Recentemente, em decisão proferida pelo Juiz Maurício Pereira Simões, da 4ª Vara do Trabalho de São Paulo, a UBER foi condenada a realizar a contratação – no regime CLT – de todos os motoristas cadastrados na plataforma, além de arcar com uma multa de 1 bilhão de reais por danos morais coletivos.
A decisão, por ter efeito em todo território nacional, atinge valores astronômicos e, apesar de, em um primeiro momento ter a possibilidade de ser vislumbrada com bons olhos pelos motoristas da plataforma, pode influenciar na própria decisão da empresa em dar seguimento nas suas atividades no Brasil, afetando drasticamente o cenário econômico relacionado ao transporte privado urbano.
Nesse cenário, uma análise técnica se mostra fundamental, para demonstrar que a projeção dada à notícia, embora relevante, é exagerada, no sentido de não ser definitiva, e por outro, demonstrar as forças de cada lado da discussão.
Pois bem.
O primeiro ponto a ser avaliado é que se trata de uma decisão de primeiro grau e, portanto, pode ser objeto de reforma junto ao Tribunal, nesse caso, o TRT-2.
Evidentemente, a própria UBER já sinalizou que irá recorrer e, apesar do recurso ordinário, em regra, não ter efeito suspensivo (“travar os efeitos da decisão”), poderá ser solicitado ao Tribunal – através do Relator – e, considerando o risco envolvido à saúde financeira da empresa, é provável sua concessão.
O grande diferencial desta decisão em relação às demais envolvendo a UBER, é o fato de se tratar de uma ação civil pública proposta pelo Ministério Público do Trabalho, representando os interesses de todos os motoristas cadastrados na plataforma.
Diante disso, a tendência é que o deslinde desse caso, com o julgamento de todos os recursos cabíveis, consolide a questão se há ou não vínculo de emprego entre os motoristas e a UBER, entendimento que poderá ser estendido para outras empresas com o mesmo modelo de negócios, tal como 99, Cabify, Wappa, Indriver, entre outras.

Dados exibidos ::
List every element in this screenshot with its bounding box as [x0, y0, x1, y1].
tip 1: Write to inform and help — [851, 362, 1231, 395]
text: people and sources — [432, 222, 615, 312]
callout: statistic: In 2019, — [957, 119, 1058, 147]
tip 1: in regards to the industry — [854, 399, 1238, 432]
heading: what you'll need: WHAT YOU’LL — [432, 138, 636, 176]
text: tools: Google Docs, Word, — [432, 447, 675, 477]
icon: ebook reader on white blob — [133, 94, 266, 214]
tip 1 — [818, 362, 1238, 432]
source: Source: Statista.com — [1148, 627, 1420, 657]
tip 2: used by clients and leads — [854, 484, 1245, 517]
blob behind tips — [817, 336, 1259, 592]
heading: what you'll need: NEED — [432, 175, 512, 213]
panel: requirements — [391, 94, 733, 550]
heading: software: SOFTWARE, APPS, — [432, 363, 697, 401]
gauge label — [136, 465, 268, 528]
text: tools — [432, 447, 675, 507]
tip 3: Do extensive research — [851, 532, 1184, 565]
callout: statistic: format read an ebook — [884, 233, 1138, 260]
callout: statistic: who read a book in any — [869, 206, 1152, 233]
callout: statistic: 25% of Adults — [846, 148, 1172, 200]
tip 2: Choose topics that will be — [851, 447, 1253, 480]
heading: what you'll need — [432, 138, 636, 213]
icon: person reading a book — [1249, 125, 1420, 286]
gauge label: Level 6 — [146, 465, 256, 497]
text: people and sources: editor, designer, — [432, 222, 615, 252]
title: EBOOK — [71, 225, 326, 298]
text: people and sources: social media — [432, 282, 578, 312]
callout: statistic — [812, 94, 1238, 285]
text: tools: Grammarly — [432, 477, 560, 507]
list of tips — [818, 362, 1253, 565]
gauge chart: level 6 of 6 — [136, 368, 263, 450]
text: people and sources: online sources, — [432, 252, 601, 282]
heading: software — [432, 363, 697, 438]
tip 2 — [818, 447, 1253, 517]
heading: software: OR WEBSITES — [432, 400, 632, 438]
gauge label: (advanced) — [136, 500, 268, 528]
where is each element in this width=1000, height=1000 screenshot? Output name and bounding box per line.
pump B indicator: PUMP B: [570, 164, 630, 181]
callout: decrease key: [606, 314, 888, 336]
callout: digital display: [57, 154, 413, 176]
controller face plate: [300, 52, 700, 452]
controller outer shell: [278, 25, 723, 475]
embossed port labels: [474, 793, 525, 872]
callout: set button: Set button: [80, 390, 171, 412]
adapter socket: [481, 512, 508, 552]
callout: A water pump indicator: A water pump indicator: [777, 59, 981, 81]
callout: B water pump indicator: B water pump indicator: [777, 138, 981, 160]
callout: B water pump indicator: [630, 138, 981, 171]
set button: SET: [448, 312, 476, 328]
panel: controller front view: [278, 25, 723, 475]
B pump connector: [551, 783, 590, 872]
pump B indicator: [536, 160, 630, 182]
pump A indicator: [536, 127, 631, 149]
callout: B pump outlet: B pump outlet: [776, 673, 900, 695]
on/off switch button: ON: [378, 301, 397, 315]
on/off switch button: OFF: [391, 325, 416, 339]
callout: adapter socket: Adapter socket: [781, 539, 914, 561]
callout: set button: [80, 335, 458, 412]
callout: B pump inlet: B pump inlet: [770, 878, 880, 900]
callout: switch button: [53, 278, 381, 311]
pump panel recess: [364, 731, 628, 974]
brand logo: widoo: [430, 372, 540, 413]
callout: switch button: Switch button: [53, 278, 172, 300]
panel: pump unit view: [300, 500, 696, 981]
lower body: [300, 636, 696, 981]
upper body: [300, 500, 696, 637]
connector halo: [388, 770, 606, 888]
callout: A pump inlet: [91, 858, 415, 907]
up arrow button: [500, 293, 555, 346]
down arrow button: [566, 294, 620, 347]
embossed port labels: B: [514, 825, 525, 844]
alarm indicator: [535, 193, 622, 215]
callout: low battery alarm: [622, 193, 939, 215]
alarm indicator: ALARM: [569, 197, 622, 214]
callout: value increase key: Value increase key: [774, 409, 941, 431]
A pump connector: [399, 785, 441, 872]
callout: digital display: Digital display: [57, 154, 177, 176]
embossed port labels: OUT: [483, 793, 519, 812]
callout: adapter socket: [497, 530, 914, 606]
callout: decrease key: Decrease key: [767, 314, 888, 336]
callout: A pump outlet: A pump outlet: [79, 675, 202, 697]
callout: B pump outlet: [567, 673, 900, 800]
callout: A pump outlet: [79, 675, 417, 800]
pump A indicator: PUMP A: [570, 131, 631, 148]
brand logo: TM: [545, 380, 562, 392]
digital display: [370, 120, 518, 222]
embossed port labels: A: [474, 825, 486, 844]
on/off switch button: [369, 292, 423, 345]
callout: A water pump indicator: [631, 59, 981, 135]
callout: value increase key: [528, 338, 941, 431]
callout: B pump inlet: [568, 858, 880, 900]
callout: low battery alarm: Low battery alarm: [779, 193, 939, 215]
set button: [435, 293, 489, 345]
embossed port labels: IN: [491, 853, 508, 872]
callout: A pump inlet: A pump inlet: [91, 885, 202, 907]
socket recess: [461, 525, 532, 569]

O que fazer ::
1. No texto sobre a decisão contra a UBER, qual é o valor da multa por danos morais coletivos?
2. Transcreva do texto sobre a decisão contra a UBER o trecho que vai de “A decisão, por” até “transporte privado urbano.”.

Respostas escritas ::
1. 1 bilhão de reais.

2.
A decisão, por ter efeito em todo território nacional, atinge valores astronômicos e, apesar de, em um primeiro momento ter a possibilidade de ser vislumbrada com bons olhos pelos motoristas da plataforma, pode influenciar na própria decisão da empresa em dar seguimento nas suas atividades no Brasil, afetando drasticamente o cenário econômico relacionado ao transporte privado urbano.